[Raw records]
::::::::::
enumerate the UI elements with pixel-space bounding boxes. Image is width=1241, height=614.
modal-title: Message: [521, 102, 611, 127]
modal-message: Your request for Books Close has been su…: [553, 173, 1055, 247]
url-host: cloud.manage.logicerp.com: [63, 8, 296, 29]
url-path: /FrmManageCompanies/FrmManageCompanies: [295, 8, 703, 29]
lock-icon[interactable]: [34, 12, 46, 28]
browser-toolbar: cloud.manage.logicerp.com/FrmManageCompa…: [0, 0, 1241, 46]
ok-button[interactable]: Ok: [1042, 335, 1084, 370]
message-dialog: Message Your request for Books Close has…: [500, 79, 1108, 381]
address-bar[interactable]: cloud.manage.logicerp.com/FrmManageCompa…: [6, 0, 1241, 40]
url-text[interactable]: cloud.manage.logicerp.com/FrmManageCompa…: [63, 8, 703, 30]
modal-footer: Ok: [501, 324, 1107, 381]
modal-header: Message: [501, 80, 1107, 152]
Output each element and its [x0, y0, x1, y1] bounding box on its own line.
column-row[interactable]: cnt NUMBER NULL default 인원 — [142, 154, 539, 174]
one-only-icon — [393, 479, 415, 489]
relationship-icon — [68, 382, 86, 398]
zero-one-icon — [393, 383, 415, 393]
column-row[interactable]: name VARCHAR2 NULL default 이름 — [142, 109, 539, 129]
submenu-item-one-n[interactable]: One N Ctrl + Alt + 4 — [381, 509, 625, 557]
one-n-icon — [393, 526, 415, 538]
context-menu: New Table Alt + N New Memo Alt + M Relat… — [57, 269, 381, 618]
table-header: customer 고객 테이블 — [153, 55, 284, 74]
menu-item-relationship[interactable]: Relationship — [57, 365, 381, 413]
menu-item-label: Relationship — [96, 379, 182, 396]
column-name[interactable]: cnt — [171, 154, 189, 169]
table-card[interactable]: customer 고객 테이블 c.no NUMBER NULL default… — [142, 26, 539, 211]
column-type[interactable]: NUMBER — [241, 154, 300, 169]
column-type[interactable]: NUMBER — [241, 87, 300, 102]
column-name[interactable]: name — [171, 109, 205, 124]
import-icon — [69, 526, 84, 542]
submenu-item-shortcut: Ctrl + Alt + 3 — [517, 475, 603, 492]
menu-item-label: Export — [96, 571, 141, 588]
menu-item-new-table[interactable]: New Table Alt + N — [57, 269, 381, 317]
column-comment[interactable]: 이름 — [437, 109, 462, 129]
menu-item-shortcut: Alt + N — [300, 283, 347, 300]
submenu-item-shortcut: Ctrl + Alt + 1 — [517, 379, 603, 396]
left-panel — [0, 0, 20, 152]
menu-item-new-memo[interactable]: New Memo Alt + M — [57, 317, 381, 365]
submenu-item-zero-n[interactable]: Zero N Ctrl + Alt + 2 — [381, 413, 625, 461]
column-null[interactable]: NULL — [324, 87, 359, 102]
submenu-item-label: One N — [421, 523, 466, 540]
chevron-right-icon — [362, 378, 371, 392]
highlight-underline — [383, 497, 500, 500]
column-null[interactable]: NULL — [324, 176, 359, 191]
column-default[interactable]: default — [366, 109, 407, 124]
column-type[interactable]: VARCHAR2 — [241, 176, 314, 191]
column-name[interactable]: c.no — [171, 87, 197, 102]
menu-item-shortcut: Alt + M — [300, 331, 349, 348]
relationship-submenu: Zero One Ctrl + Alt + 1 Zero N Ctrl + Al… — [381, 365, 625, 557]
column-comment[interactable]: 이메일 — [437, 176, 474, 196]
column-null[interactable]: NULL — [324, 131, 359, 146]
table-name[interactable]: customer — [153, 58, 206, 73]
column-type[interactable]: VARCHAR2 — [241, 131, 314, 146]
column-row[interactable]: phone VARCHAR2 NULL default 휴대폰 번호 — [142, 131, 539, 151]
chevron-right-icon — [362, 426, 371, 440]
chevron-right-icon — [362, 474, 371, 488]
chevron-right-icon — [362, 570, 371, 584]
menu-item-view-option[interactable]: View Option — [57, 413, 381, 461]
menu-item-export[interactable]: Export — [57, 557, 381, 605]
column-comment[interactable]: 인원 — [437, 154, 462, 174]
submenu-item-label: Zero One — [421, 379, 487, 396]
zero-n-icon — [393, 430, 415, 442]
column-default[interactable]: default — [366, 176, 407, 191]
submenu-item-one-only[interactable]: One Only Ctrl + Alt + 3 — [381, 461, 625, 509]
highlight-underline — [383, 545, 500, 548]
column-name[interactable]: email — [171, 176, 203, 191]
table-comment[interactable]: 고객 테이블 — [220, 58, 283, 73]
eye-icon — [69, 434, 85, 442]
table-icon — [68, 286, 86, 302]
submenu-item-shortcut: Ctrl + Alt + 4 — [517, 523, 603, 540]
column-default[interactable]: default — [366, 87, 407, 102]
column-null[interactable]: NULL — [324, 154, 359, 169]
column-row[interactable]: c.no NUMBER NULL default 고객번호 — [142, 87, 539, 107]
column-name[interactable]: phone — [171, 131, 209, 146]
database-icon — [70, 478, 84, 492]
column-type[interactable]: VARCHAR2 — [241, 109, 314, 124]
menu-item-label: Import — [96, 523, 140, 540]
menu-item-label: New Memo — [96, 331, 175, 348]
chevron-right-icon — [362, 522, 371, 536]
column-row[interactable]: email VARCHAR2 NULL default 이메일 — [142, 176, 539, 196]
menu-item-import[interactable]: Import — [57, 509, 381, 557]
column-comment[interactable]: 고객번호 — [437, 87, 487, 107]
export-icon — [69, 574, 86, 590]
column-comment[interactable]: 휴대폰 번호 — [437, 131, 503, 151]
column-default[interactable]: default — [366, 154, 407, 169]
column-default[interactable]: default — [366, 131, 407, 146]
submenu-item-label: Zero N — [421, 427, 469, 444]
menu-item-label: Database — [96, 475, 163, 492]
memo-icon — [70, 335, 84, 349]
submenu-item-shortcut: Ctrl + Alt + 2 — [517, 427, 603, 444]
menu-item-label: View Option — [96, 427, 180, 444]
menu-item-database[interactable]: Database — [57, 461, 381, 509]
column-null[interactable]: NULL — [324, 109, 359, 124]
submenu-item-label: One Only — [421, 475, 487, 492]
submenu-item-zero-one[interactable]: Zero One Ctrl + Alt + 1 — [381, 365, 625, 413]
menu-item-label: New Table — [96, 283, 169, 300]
::::::::::
— Given instruction —
Return each line of the material above that contains the string "request".

— Output for this exercise —
modal-message: Your request for Books Close has been su…: [553, 173, 1055, 247]
message-dialog: Message Your request for Books Close has…: [500, 79, 1108, 381]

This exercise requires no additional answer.